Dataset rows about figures
==================================================
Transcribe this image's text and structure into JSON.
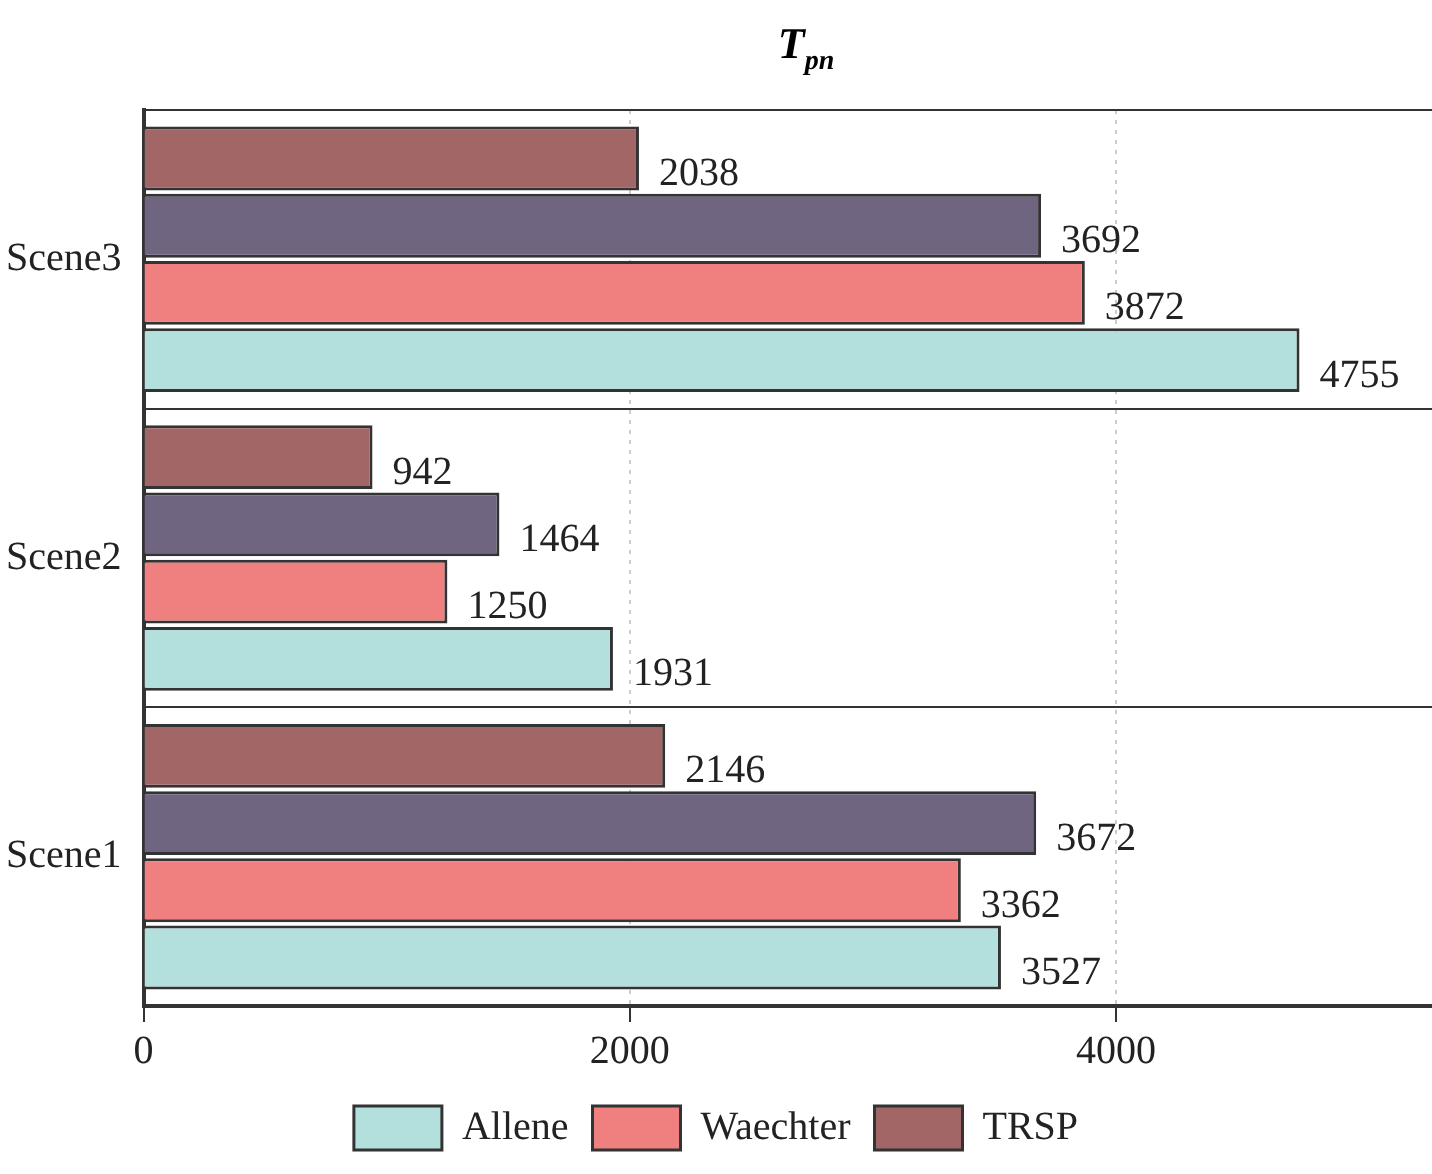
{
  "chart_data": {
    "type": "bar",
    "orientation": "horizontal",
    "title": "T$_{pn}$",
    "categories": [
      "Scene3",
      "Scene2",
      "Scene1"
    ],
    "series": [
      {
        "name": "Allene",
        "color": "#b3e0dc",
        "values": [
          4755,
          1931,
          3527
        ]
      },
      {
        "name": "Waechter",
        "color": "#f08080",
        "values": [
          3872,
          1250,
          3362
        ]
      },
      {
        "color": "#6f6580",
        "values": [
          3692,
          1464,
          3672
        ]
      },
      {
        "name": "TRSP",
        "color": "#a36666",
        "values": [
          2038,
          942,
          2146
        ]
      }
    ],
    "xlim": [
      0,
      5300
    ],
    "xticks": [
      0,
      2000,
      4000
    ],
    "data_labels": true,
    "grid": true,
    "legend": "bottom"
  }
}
==================================================
Only lines holding the string "name" are wanted; gather each one from the entries above.

### [Correct output]
        "name": "Allene",
        "name": "Waechter",
        "name": "TRSP",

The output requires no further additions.